EXERCISE DETAILS: Determine which lines of the records include the word "level", and copy them.

(Records contained in a dataset)
'''
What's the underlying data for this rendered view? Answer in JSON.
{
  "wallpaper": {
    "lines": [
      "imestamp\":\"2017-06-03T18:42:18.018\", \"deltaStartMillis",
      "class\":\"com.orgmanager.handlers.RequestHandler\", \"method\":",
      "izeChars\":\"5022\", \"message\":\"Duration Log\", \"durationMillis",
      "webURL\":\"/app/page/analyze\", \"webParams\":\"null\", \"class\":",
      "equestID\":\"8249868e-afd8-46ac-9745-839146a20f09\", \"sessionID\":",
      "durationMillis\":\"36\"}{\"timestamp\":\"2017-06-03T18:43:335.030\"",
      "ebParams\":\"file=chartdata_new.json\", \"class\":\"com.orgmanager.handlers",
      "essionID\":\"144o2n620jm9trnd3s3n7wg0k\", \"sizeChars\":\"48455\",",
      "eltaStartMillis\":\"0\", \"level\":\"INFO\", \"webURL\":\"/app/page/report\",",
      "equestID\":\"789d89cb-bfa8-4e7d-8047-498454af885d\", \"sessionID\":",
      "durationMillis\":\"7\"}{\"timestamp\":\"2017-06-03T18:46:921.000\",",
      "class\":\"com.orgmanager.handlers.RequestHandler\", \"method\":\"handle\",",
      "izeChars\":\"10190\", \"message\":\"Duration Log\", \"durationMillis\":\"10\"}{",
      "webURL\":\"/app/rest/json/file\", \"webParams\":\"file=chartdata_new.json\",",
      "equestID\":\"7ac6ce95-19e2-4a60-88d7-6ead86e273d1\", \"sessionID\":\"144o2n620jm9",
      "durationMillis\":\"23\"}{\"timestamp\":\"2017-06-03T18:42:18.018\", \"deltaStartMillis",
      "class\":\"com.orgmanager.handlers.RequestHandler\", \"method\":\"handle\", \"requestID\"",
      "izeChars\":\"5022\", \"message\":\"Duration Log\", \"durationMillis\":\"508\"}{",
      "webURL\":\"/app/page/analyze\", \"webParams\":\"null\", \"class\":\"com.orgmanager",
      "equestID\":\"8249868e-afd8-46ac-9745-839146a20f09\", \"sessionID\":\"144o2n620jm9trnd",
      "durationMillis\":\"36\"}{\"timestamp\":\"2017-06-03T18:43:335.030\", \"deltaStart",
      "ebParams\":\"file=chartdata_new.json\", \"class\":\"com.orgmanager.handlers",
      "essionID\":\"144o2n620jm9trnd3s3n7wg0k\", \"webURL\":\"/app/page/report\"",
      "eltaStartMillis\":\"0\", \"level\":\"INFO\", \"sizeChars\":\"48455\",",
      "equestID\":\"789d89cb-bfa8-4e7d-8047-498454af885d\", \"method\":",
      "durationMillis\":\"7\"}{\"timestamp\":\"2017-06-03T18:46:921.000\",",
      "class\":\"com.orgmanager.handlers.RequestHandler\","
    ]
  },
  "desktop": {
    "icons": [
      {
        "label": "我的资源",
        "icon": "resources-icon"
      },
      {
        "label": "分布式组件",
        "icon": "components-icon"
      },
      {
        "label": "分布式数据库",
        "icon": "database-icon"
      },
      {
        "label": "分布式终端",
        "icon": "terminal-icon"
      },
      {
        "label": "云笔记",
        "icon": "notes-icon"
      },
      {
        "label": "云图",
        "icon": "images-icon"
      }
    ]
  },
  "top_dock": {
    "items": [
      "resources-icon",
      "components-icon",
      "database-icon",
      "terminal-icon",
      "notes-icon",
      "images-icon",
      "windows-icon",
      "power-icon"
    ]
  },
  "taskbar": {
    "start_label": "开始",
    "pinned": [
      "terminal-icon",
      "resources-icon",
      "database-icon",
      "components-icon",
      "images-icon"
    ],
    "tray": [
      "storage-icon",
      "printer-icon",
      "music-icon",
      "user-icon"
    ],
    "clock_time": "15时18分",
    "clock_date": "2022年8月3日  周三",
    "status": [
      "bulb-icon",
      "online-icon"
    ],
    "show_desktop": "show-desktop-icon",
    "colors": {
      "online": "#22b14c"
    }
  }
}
'''
TASK RESULT:
      "eltaStartMillis\":\"0\", \"level\":\"INFO\", \"webURL\":\"/app/page/report\",",
      "eltaStartMillis\":\"0\", \"level\":\"INFO\", \"sizeChars\":\"48455\",",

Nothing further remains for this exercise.